▶ PROVIDED ENTRIES:
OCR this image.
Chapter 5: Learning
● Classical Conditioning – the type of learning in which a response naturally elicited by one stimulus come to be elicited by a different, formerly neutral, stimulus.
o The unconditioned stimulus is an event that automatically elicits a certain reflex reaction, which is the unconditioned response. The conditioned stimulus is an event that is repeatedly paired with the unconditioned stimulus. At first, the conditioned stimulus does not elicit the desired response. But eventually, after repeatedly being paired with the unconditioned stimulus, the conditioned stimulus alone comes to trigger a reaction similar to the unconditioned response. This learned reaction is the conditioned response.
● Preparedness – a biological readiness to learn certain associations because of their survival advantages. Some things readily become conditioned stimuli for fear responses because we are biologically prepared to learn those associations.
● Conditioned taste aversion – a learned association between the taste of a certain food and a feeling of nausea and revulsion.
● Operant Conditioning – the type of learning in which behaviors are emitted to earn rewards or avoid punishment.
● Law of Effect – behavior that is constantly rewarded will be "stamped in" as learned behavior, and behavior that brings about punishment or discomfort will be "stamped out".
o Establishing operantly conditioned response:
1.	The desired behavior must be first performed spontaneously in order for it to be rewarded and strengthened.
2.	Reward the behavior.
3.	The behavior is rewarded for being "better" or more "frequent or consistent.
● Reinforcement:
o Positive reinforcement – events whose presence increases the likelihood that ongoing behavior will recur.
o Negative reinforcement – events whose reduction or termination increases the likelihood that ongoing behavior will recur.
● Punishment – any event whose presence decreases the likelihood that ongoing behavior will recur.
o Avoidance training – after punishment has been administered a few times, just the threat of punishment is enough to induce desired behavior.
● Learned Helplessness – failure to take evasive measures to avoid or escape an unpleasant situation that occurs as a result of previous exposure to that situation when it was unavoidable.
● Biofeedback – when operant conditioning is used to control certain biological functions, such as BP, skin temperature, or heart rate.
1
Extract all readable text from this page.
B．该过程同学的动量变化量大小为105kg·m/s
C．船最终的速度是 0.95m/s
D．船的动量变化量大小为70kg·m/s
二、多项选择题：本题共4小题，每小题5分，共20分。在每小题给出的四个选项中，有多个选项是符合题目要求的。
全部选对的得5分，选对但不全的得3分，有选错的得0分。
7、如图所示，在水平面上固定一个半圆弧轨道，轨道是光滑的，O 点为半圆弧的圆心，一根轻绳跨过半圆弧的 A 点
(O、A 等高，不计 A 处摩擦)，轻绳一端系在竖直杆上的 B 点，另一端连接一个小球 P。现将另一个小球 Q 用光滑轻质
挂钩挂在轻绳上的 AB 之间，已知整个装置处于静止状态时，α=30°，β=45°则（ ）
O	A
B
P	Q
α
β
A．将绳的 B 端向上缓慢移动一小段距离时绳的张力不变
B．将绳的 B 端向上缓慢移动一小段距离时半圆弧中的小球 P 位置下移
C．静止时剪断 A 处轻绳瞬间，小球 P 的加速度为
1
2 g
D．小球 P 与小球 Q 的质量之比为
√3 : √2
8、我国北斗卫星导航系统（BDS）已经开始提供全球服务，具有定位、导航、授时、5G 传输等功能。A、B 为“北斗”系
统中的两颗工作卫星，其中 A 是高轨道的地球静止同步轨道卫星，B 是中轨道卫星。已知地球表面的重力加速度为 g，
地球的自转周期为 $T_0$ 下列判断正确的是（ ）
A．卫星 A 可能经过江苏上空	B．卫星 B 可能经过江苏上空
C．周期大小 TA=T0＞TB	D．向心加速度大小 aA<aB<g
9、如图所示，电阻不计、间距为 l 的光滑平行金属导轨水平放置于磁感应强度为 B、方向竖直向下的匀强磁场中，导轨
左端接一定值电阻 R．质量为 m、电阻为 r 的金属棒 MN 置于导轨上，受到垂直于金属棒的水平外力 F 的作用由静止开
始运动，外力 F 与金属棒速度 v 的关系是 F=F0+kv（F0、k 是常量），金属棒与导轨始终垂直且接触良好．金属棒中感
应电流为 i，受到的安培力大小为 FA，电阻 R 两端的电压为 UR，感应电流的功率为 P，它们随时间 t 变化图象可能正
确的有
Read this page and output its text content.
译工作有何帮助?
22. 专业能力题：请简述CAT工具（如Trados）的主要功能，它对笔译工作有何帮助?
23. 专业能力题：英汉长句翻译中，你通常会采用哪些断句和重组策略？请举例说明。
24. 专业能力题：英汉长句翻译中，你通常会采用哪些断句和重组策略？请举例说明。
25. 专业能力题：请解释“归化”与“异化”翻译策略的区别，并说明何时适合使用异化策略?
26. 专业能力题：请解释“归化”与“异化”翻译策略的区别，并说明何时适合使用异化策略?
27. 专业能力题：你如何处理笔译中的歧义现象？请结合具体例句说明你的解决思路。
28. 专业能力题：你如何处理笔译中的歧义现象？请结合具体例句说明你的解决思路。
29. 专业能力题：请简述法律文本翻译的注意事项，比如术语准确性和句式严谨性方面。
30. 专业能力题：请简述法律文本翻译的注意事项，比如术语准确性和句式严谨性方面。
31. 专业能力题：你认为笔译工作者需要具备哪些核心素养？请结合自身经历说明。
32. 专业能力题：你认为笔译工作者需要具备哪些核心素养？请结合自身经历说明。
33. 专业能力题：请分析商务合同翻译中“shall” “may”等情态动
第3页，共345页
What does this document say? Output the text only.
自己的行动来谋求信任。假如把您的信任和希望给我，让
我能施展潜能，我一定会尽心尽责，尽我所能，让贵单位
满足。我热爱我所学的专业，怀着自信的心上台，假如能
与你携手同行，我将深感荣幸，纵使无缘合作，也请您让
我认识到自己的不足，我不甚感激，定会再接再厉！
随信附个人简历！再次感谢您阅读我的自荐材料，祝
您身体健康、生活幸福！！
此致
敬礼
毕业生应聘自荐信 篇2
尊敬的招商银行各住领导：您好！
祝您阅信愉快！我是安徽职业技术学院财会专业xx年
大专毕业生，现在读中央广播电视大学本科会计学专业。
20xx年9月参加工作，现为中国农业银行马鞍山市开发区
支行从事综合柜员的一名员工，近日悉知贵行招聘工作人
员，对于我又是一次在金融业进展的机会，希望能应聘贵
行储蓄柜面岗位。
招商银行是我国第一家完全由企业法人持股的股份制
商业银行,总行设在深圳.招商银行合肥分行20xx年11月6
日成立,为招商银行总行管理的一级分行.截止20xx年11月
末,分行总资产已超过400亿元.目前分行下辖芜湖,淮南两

▶ STATED PROBLEM: Where a line holds "请结合自身经历说明", copy it out.

▶ EXERCISE OUTPUT:
31. 专业能力题：你认为笔译工作者需要具备哪些核心素养？请结合自身经历说明。
32. 专业能力题：你认为笔译工作者需要具备哪些核心素养？请结合自身经历说明。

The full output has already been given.